> **Description of the task**
Without the pictures, print each of the records below exactly as it appears.

> **Provided records**
☆ ☆ ☆ ☆ ☆

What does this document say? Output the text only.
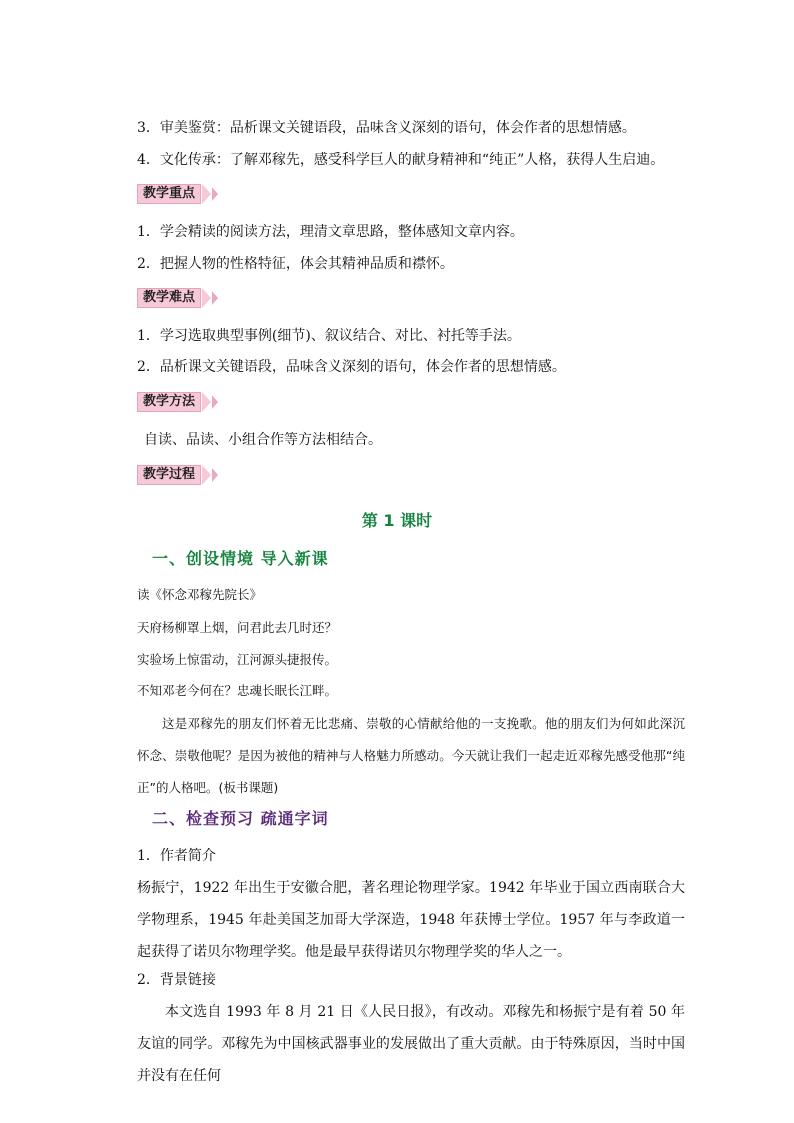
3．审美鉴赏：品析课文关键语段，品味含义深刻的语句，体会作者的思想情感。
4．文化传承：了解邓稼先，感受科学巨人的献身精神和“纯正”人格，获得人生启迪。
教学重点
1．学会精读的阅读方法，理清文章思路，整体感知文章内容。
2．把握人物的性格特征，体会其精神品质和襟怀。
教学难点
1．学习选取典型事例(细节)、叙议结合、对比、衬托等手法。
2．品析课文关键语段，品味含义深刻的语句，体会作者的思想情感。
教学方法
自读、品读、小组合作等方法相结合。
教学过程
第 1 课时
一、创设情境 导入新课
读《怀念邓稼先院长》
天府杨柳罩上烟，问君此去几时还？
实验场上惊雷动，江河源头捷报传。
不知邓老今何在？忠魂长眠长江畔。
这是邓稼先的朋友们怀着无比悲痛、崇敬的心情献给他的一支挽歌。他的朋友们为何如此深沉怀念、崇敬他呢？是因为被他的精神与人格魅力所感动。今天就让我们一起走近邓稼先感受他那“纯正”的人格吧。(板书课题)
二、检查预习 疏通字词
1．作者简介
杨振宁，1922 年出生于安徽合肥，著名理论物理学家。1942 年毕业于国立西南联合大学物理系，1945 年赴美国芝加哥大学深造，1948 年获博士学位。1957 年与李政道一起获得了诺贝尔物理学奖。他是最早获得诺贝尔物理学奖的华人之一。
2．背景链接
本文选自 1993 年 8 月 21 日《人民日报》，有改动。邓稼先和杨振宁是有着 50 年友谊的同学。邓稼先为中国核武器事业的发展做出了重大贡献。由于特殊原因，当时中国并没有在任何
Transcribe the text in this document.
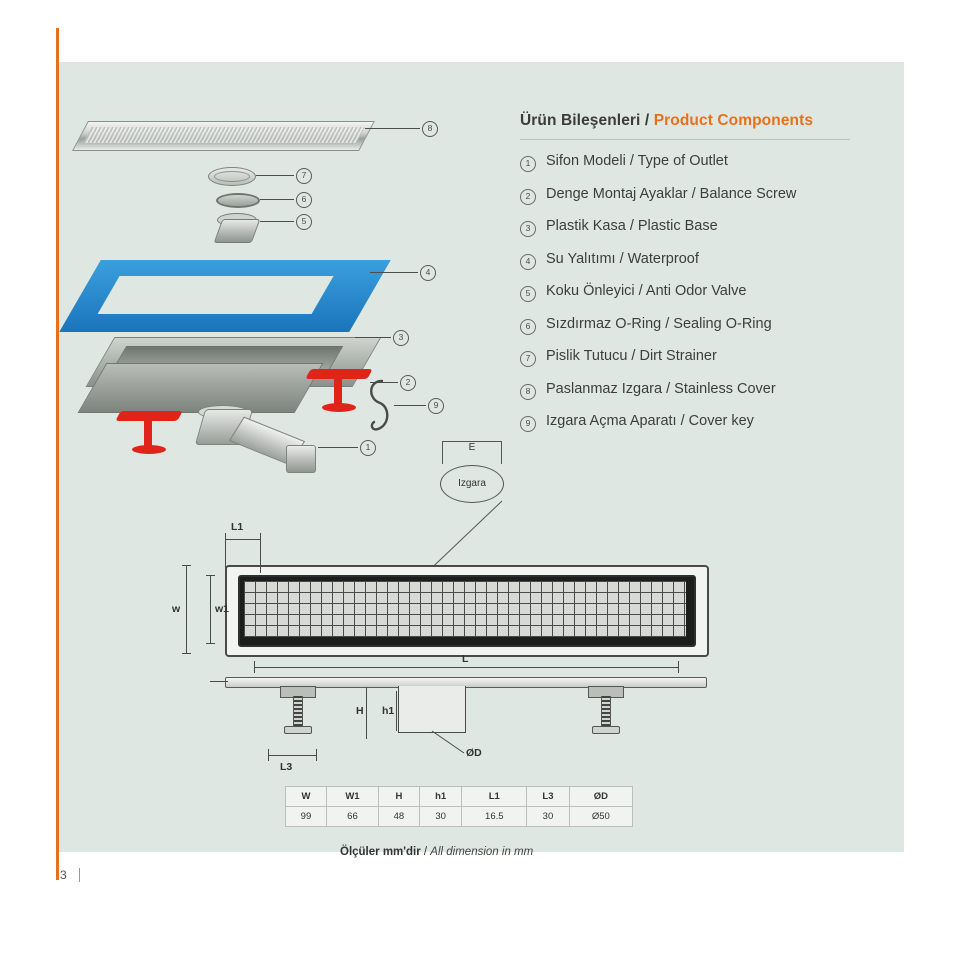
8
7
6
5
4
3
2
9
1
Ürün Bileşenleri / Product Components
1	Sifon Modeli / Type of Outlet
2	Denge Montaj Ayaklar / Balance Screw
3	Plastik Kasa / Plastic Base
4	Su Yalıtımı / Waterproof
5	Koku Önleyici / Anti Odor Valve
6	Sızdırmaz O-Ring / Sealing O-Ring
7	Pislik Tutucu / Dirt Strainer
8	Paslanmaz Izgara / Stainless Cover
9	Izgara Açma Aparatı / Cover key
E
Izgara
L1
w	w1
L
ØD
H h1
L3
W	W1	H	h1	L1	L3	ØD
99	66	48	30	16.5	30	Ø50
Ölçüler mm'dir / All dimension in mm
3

☆ ☆ ☆ ☆ ☆

> **Solution to this exercise**
What does this document say? Output the text only.
3．审美鉴赏：品析课文关键语段，品味含义深刻的语句，体会作者的思想情感。
4．文化传承：了解邓稼先，感受科学巨人的献身精神和“纯正”人格，获得人生启迪。
教学重点
1．学会精读的阅读方法，理清文章思路，整体感知文章内容。
2．把握人物的性格特征，体会其精神品质和襟怀。
教学难点
1．学习选取典型事例(细节)、叙议结合、对比、衬托等手法。
2．品析课文关键语段，品味含义深刻的语句，体会作者的思想情感。
教学方法
自读、品读、小组合作等方法相结合。
教学过程
第 1 课时
一、创设情境 导入新课
读《怀念邓稼先院长》
天府杨柳罩上烟，问君此去几时还？
实验场上惊雷动，江河源头捷报传。
不知邓老今何在？忠魂长眠长江畔。
这是邓稼先的朋友们怀着无比悲痛、崇敬的心情献给他的一支挽歌。他的朋友们为何如此深沉怀念、崇敬他呢？是因为被他的精神与人格魅力所感动。今天就让我们一起走近邓稼先感受他那“纯正”的人格吧。(板书课题)
二、检查预习 疏通字词
1．作者简介
杨振宁，1922 年出生于安徽合肥，著名理论物理学家。1942 年毕业于国立西南联合大学物理系，1945 年赴美国芝加哥大学深造，1948 年获博士学位。1957 年与李政道一起获得了诺贝尔物理学奖。他是最早获得诺贝尔物理学奖的华人之一。
2．背景链接
本文选自 1993 年 8 月 21 日《人民日报》，有改动。邓稼先和杨振宁是有着 50 年友谊的同学。邓稼先为中国核武器事业的发展做出了重大贡献。由于特殊原因，当时中国并没有在任何
Transcribe the text in this document.
8
7
6
5
4
3
2
9
1
Ürün Bileşenleri / Product Components
1	Sifon Modeli / Type of Outlet
2	Denge Montaj Ayaklar / Balance Screw
3	Plastik Kasa / Plastic Base
4	Su Yalıtımı / Waterproof
5	Koku Önleyici / Anti Odor Valve
6	Sızdırmaz O-Ring / Sealing O-Ring
7	Pislik Tutucu / Dirt Strainer
8	Paslanmaz Izgara / Stainless Cover
9	Izgara Açma Aparatı / Cover key
E
Izgara
L1
w	w1
L
ØD
H h1
L3
W	W1	H	h1	L1	L3	ØD
99	66	48	30	16.5	30	Ø50
Ölçüler mm'dir / All dimension in mm
3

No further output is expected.